[GIVEN PROBLEM] Give the count of lines holding the string "Agreement" and nothing else.

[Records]

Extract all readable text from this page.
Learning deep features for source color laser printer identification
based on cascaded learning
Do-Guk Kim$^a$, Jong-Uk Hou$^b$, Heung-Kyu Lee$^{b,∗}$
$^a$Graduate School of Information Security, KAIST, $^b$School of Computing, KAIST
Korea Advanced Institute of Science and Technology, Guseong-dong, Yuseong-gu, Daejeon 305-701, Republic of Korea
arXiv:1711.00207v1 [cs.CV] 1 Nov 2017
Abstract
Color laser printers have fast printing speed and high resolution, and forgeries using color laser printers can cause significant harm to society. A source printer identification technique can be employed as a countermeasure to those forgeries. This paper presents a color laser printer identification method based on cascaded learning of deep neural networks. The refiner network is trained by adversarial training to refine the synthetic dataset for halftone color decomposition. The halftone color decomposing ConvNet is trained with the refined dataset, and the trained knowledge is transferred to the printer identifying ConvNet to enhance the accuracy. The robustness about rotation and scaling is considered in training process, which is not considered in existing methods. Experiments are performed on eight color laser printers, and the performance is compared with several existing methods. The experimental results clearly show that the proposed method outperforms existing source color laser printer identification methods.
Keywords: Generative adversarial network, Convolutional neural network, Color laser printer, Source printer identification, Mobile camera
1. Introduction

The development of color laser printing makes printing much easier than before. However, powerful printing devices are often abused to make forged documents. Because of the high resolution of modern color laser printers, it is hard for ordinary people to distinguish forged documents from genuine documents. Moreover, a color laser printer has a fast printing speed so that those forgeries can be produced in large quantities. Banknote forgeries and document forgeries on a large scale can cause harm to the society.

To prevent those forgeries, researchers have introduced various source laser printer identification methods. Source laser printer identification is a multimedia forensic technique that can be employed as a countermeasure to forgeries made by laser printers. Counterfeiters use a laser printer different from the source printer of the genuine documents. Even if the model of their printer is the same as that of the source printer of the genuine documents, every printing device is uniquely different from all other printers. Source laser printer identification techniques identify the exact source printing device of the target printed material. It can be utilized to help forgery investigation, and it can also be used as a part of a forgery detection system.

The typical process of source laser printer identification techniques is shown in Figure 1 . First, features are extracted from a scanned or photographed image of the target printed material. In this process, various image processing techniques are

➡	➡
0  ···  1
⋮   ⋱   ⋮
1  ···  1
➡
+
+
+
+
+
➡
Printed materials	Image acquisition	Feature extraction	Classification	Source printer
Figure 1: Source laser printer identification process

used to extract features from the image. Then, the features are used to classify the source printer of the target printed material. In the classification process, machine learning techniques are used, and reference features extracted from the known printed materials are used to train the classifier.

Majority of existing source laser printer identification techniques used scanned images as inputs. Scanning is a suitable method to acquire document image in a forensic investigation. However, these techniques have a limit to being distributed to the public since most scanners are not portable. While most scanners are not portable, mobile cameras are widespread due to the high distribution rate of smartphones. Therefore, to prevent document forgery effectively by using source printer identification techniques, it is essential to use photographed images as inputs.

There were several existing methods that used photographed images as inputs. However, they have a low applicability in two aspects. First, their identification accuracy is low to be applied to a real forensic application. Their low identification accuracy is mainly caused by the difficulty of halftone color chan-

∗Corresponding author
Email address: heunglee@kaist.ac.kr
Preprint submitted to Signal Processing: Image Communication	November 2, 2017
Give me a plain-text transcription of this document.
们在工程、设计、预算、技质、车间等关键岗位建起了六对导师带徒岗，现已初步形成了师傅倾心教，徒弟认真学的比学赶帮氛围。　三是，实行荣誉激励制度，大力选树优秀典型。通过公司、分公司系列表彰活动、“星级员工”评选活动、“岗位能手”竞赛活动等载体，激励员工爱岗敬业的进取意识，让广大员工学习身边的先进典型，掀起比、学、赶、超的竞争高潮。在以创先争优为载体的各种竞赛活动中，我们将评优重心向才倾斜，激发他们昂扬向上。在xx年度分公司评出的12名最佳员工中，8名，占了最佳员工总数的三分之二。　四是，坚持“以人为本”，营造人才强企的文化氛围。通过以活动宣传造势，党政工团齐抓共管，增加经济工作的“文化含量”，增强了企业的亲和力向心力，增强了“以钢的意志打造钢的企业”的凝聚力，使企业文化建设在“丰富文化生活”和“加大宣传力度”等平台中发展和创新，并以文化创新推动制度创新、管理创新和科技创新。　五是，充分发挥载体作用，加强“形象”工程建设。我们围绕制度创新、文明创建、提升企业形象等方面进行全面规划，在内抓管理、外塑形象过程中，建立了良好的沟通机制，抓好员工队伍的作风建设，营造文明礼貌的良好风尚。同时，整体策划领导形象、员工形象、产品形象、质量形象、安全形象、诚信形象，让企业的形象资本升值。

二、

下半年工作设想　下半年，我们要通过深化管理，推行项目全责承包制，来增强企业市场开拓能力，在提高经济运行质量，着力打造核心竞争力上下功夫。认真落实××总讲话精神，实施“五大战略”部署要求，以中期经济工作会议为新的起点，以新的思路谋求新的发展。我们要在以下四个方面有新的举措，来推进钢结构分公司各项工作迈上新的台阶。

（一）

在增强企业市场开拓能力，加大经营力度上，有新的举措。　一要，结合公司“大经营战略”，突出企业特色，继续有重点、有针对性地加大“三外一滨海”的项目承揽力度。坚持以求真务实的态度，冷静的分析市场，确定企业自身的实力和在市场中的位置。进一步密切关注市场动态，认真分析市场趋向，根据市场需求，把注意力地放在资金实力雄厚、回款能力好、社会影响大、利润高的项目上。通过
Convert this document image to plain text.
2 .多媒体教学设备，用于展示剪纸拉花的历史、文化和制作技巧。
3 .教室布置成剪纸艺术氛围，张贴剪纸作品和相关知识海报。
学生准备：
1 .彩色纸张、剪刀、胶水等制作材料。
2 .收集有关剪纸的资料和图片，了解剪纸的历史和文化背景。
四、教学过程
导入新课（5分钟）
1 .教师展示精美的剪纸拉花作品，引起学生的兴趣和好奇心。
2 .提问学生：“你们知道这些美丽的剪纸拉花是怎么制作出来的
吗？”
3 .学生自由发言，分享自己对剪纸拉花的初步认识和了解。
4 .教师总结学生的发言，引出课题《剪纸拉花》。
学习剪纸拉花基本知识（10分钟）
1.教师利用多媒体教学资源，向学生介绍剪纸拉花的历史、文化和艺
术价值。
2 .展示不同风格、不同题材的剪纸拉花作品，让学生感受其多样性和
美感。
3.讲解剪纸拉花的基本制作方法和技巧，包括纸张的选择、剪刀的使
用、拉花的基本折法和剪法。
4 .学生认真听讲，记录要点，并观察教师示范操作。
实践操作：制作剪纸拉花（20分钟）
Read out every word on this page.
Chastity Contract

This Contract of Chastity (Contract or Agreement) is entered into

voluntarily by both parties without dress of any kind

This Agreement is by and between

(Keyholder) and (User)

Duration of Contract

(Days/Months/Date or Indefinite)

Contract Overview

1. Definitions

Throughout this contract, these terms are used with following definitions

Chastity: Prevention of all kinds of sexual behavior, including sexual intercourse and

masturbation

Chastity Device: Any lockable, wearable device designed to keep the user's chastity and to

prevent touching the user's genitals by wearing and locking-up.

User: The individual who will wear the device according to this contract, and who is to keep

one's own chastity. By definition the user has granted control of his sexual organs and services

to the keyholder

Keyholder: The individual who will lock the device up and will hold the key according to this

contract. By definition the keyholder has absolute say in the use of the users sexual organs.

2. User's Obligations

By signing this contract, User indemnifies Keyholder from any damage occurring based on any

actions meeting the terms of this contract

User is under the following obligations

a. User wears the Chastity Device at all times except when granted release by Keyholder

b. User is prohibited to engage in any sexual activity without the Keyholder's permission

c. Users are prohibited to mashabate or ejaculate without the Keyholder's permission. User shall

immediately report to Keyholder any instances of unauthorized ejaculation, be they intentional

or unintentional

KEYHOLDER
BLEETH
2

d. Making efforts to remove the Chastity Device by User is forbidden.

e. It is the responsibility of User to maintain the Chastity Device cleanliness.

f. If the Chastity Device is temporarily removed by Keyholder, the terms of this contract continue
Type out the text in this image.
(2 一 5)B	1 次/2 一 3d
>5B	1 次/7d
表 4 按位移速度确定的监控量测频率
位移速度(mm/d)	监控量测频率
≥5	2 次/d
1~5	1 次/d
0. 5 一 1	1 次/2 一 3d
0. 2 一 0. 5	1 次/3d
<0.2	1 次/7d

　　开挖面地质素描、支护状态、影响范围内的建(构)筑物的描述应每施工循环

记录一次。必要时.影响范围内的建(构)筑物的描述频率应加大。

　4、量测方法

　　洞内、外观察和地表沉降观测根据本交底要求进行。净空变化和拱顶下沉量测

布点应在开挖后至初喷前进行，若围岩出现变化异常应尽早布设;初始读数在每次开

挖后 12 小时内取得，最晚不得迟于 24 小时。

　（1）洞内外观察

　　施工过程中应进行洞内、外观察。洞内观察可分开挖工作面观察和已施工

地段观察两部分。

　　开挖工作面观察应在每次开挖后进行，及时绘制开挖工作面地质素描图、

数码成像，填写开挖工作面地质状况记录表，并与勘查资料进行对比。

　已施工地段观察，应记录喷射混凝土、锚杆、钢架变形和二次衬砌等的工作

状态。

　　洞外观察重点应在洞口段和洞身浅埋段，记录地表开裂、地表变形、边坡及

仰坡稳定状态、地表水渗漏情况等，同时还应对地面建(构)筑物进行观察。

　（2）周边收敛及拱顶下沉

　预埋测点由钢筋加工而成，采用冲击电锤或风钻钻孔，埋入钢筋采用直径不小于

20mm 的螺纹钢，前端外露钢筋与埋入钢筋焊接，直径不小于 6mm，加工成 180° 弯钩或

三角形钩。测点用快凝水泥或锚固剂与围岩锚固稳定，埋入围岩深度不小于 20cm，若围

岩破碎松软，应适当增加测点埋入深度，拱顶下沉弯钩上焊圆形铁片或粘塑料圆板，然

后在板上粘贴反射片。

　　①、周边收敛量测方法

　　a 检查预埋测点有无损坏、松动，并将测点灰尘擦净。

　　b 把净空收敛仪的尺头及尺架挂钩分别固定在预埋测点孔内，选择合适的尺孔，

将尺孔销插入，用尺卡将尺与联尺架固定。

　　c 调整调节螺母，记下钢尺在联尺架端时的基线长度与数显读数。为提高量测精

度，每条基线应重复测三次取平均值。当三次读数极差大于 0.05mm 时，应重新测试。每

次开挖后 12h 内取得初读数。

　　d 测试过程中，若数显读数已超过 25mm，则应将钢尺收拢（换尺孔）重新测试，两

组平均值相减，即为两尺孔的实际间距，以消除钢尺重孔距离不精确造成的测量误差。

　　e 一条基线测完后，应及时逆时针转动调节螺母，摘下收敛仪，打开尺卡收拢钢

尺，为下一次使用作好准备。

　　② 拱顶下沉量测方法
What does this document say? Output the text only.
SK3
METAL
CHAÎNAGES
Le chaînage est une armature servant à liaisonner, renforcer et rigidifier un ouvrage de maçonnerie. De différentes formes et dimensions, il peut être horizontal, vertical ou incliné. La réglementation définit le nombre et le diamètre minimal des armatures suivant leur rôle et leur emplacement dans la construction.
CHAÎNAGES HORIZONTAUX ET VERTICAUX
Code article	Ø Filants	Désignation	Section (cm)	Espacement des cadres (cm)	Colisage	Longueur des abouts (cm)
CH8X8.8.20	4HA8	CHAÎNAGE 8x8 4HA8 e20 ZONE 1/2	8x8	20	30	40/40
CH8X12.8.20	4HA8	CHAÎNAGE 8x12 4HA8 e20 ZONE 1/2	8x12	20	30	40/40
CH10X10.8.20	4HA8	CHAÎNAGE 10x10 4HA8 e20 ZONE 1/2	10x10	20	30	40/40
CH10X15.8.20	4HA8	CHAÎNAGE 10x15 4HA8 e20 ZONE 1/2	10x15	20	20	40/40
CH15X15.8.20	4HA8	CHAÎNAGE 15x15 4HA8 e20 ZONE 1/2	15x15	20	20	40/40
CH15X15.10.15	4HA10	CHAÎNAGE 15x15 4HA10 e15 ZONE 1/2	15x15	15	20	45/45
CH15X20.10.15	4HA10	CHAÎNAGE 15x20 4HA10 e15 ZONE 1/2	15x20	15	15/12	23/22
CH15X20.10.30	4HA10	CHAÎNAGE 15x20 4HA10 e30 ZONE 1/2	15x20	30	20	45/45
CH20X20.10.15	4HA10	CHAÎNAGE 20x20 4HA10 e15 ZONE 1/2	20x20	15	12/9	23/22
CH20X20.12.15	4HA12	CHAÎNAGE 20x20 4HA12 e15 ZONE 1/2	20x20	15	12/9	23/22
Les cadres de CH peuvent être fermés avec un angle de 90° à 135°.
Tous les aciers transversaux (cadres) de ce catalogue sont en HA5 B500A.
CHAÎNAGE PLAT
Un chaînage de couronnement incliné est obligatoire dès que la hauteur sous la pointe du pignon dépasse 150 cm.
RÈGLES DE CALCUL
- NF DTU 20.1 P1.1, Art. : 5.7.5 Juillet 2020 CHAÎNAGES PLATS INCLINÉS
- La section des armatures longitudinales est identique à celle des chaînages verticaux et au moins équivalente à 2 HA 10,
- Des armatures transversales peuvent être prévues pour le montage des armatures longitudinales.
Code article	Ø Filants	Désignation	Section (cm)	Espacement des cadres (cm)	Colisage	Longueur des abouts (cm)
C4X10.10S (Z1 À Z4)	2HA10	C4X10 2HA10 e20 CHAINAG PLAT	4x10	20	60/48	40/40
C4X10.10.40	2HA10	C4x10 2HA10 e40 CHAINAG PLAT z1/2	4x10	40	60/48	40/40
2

[FULL ANSWER] 2